## [Exercise requirements]
Set out every line bearing the string "quòd".

## [Record list]
________

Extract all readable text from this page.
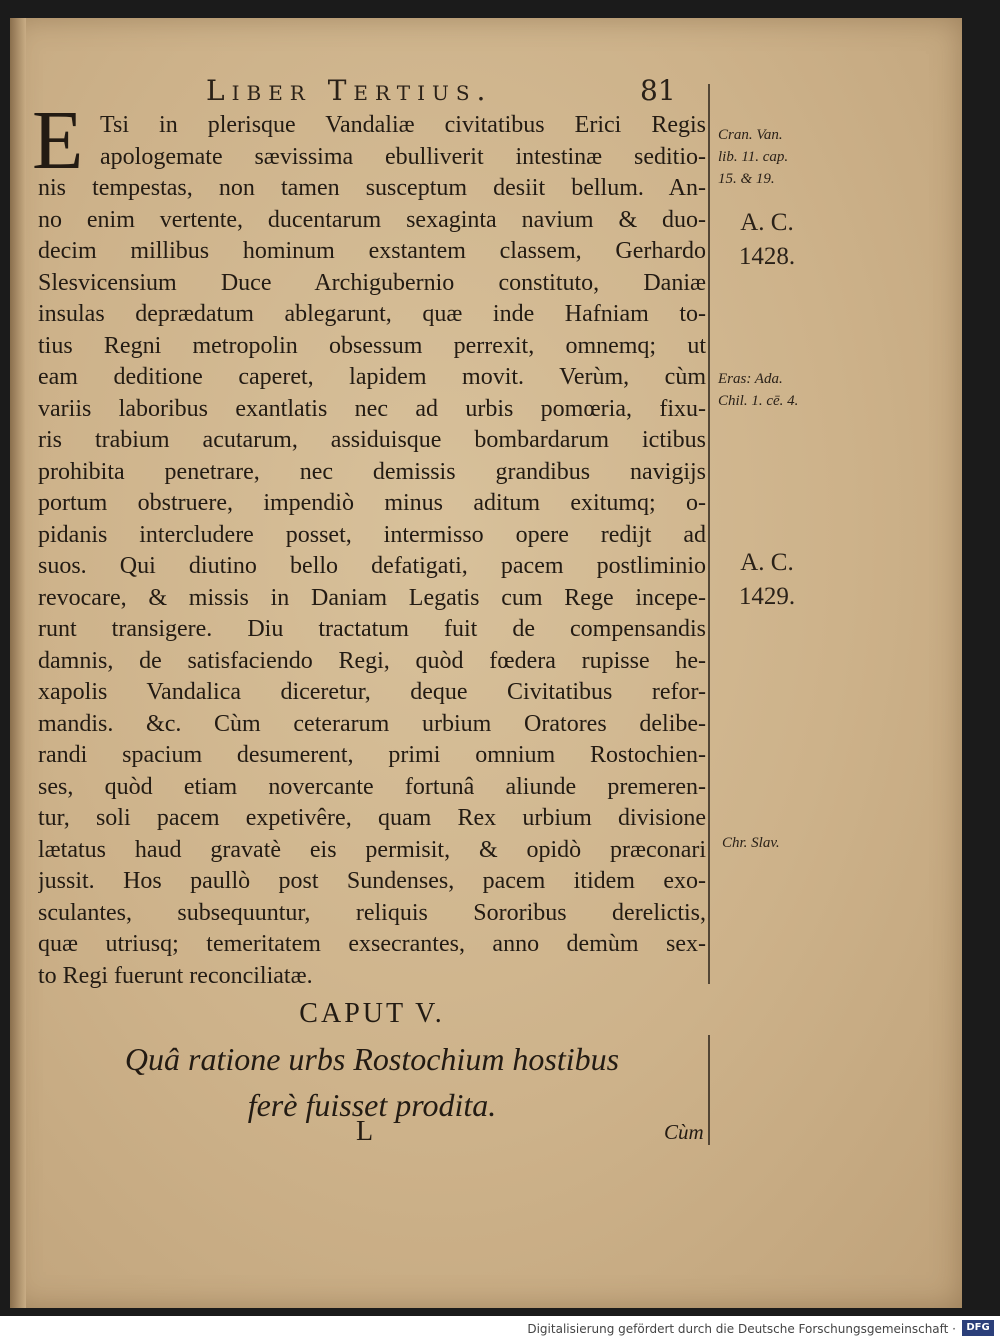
Liber Tertius.	81
E Tsi in plerisque Vandaliæ civitatibus Erici Regis
apologemate sævissima ebulliverit intestinæ seditio-
nis tempestas, non tamen susceptum desiit bellum. An-
no enim vertente, ducentarum sexaginta navium & duo-
decim millibus hominum exstantem classem, Gerhardo
Slesvicensium Duce Archigubernio constituto, Daniæ
insulas deprædatum ablegarunt, quæ inde Hafniam to-
tius Regni metropolin obsessum perrexit, omnemq; ut
eam deditione caperet, lapidem movit. Verùm, cùm
variis laboribus exantlatis nec ad urbis pomœria, fixu-
ris trabium acutarum, assiduisque bombardarum ictibus
prohibita penetrare, nec demissis grandibus navigijs
portum obstruere, impendiò minus aditum exitumq; o-
pidanis intercludere posset, intermisso opere redijt ad
suos. Qui diutino bello defatigati, pacem postliminio
revocare, & missis in Daniam Legatis cum Rege incepe-
runt transigere. Diu tractatum fuit de compensandis
damnis, de satisfaciendo Regi, quòd fœdera rupisse he-
xapolis Vandalica diceretur, deque Civitatibus refor-
mandis. &c. Cùm ceterarum urbium Oratores delibe-
randi spacium desumerent, primi omnium Rostochien-
ses, quòd etiam novercante fortunâ aliunde premeren-
tur, soli pacem expetivêre, quam Rex urbium divisione
lætatus haud gravatè eis permisit, & opidò præconari
jussit. Hos paullò post Sundenses, pacem itidem exo-
sculantes, subsequuntur, reliquis Sororibus derelictis,
quæ utriusq; temeritatem exsecrantes, anno demùm sex-
to Regi fuerunt reconciliatæ.
Cran. Van.
lib. 11. cap.
15. & 19.
A. C.
1428.
Eras: Ada.
Chil. 1. cē. 4.
A. C.
1429.
Chr. Slav.
CAPUT V.
Quâ ratione urbs Rostochium hostibus
ferè fuisset prodita.
L	Cùm
Digitalisierung gefördert durch die Deutsche Forschungsgemeinschaft ·	DFG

________

## [Answer for the task]
damnis, de satisfaciendo Regi, quòd fœdera rupisse he-
ses, quòd etiam novercante fortunâ aliunde premeren-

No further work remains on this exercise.